[Figure dataset records]
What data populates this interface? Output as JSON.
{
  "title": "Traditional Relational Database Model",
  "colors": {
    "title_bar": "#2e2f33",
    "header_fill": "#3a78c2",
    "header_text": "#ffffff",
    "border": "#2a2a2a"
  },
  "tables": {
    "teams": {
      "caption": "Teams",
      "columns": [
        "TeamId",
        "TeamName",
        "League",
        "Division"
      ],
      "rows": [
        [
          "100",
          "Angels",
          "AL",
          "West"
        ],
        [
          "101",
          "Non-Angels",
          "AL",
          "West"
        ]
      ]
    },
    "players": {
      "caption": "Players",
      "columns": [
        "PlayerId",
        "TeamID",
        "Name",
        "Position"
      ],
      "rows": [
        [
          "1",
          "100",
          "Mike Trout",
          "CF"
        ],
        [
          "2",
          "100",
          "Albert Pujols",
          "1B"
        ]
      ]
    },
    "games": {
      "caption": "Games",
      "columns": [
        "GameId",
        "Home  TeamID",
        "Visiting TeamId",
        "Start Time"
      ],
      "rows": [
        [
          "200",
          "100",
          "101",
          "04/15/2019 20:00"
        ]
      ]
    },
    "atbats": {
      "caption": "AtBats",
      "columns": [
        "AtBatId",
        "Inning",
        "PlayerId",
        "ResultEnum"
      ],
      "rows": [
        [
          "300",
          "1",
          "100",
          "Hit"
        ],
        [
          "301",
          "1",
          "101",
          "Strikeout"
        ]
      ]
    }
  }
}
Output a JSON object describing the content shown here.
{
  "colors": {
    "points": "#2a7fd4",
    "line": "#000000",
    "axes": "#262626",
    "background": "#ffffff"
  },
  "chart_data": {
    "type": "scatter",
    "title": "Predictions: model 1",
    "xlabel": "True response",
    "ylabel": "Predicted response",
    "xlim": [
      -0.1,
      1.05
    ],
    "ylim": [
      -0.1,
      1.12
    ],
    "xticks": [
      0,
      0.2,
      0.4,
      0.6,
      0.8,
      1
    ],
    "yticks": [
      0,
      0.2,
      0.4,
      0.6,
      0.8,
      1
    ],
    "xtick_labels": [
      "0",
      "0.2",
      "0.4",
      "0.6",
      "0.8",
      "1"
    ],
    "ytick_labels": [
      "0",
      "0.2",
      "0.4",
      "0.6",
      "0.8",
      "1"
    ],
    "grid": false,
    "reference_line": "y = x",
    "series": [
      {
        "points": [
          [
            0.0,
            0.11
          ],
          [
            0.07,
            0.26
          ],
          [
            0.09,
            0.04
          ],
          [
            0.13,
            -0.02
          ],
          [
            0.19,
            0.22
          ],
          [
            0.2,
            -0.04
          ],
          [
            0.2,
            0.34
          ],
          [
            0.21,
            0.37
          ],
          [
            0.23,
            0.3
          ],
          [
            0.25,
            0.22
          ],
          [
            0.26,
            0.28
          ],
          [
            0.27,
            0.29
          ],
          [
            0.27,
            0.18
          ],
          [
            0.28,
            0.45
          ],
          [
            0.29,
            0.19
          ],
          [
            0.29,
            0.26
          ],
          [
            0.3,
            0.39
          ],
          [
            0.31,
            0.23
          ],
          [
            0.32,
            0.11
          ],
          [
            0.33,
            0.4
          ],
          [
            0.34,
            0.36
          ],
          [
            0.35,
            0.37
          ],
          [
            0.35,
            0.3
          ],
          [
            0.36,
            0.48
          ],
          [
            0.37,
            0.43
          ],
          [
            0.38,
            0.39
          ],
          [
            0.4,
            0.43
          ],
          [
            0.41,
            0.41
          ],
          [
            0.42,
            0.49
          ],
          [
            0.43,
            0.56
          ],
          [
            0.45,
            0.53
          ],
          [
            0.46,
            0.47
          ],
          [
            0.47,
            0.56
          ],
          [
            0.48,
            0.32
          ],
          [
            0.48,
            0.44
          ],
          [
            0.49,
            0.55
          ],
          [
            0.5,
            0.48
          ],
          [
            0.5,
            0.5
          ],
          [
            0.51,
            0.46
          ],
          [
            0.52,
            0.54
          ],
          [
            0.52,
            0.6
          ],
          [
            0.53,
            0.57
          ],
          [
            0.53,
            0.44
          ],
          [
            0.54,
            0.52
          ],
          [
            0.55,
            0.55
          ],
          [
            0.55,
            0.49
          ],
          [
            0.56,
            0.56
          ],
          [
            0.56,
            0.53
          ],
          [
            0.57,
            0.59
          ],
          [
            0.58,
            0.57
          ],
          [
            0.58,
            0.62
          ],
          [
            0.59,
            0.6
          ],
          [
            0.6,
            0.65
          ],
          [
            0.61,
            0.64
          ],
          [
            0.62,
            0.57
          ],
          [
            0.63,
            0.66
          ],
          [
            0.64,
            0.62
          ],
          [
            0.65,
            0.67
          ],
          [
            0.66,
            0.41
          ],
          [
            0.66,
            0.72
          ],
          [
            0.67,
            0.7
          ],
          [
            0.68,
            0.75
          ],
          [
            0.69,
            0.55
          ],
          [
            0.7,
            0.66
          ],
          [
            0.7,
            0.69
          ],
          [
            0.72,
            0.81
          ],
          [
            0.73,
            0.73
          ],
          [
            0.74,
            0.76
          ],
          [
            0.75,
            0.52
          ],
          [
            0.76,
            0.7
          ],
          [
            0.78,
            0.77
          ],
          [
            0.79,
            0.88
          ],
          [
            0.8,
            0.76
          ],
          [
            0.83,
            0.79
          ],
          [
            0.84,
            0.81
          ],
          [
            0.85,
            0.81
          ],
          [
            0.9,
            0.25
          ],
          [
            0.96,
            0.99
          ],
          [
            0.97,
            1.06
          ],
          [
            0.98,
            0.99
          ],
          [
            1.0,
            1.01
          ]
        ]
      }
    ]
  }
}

CHALLENGE
Repeat every record, keeping each word and mark exactly as it is.

RESULT OF THIS TASK
What data populates this interface? Output as JSON.
{
  "title": "Traditional Relational Database Model",
  "colors": {
    "title_bar": "#2e2f33",
    "header_fill": "#3a78c2",
    "header_text": "#ffffff",
    "border": "#2a2a2a"
  },
  "tables": {
    "teams": {
      "caption": "Teams",
      "columns": [
        "TeamId",
        "TeamName",
        "League",
        "Division"
      ],
      "rows": [
        [
          "100",
          "Angels",
          "AL",
          "West"
        ],
        [
          "101",
          "Non-Angels",
          "AL",
          "West"
        ]
      ]
    },
    "players": {
      "caption": "Players",
      "columns": [
        "PlayerId",
        "TeamID",
        "Name",
        "Position"
      ],
      "rows": [
        [
          "1",
          "100",
          "Mike Trout",
          "CF"
        ],
        [
          "2",
          "100",
          "Albert Pujols",
          "1B"
        ]
      ]
    },
    "games": {
      "caption": "Games",
      "columns": [
        "GameId",
        "Home  TeamID",
        "Visiting TeamId",
        "Start Time"
      ],
      "rows": [
        [
          "200",
          "100",
          "101",
          "04/15/2019 20:00"
        ]
      ]
    },
    "atbats": {
      "caption": "AtBats",
      "columns": [
        "AtBatId",
        "Inning",
        "PlayerId",
        "ResultEnum"
      ],
      "rows": [
        [
          "300",
          "1",
          "100",
          "Hit"
        ],
        [
          "301",
          "1",
          "101",
          "Strikeout"
        ]
      ]
    }
  }
}
Output a JSON object describing the content shown here.
{
  "colors": {
    "points": "#2a7fd4",
    "line": "#000000",
    "axes": "#262626",
    "background": "#ffffff"
  },
  "chart_data": {
    "type": "scatter",
    "title": "Predictions: model 1",
    "xlabel": "True response",
    "ylabel": "Predicted response",
    "xlim": [
      -0.1,
      1.05
    ],
    "ylim": [
      -0.1,
      1.12
    ],
    "xticks": [
      0,
      0.2,
      0.4,
      0.6,
      0.8,
      1
    ],
    "yticks": [
      0,
      0.2,
      0.4,
      0.6,
      0.8,
      1
    ],
    "xtick_labels": [
      "0",
      "0.2",
      "0.4",
      "0.6",
      "0.8",
      "1"
    ],
    "ytick_labels": [
      "0",
      "0.2",
      "0.4",
      "0.6",
      "0.8",
      "1"
    ],
    "grid": false,
    "reference_line": "y = x",
    "series": [
      {
        "points": [
          [
            0.0,
            0.11
          ],
          [
            0.07,
            0.26
          ],
          [
            0.09,
            0.04
          ],
          [
            0.13,
            -0.02
          ],
          [
            0.19,
            0.22
          ],
          [
            0.2,
            -0.04
          ],
          [
            0.2,
            0.34
          ],
          [
            0.21,
            0.37
          ],
          [
            0.23,
            0.3
          ],
          [
            0.25,
            0.22
          ],
          [
            0.26,
            0.28
          ],
          [
            0.27,
            0.29
          ],
          [
            0.27,
            0.18
          ],
          [
            0.28,
            0.45
          ],
          [
            0.29,
            0.19
          ],
          [
            0.29,
            0.26
          ],
          [
            0.3,
            0.39
          ],
          [
            0.31,
            0.23
          ],
          [
            0.32,
            0.11
          ],
          [
            0.33,
            0.4
          ],
          [
            0.34,
            0.36
          ],
          [
            0.35,
            0.37
          ],
          [
            0.35,
            0.3
          ],
          [
            0.36,
            0.48
          ],
          [
            0.37,
            0.43
          ],
          [
            0.38,
            0.39
          ],
          [
            0.4,
            0.43
          ],
          [
            0.41,
            0.41
          ],
          [
            0.42,
            0.49
          ],
          [
            0.43,
            0.56
          ],
          [
            0.45,
            0.53
          ],
          [
            0.46,
            0.47
          ],
          [
            0.47,
            0.56
          ],
          [
            0.48,
            0.32
          ],
          [
            0.48,
            0.44
          ],
          [
            0.49,
            0.55
          ],
          [
            0.5,
            0.48
          ],
          [
            0.5,
            0.5
          ],
          [
            0.51,
            0.46
          ],
          [
            0.52,
            0.54
          ],
          [
            0.52,
            0.6
          ],
          [
            0.53,
            0.57
          ],
          [
            0.53,
            0.44
          ],
          [
            0.54,
            0.52
          ],
          [
            0.55,
            0.55
          ],
          [
            0.55,
            0.49
          ],
          [
            0.56,
            0.56
          ],
          [
            0.56,
            0.53
          ],
          [
            0.57,
            0.59
          ],
          [
            0.58,
            0.57
          ],
          [
            0.58,
            0.62
          ],
          [
            0.59,
            0.6
          ],
          [
            0.6,
            0.65
          ],
          [
            0.61,
            0.64
          ],
          [
            0.62,
            0.57
          ],
          [
            0.63,
            0.66
          ],
          [
            0.64,
            0.62
          ],
          [
            0.65,
            0.67
          ],
          [
            0.66,
            0.41
          ],
          [
            0.66,
            0.72
          ],
          [
            0.67,
            0.7
          ],
          [
            0.68,
            0.75
          ],
          [
            0.69,
            0.55
          ],
          [
            0.7,
            0.66
          ],
          [
            0.7,
            0.69
          ],
          [
            0.72,
            0.81
          ],
          [
            0.73,
            0.73
          ],
          [
            0.74,
            0.76
          ],
          [
            0.75,
            0.52
          ],
          [
            0.76,
            0.7
          ],
          [
            0.78,
            0.77
          ],
          [
            0.79,
            0.88
          ],
          [
            0.8,
            0.76
          ],
          [
            0.83,
            0.79
          ],
          [
            0.84,
            0.81
          ],
          [
            0.85,
            0.81
          ],
          [
            0.9,
            0.25
          ],
          [
            0.96,
            0.99
          ],
          [
            0.97,
            1.06
          ],
          [
            0.98,
            0.99
          ],
          [
            1.0,
            1.01
          ]
        ]
      }
    ]
  }
}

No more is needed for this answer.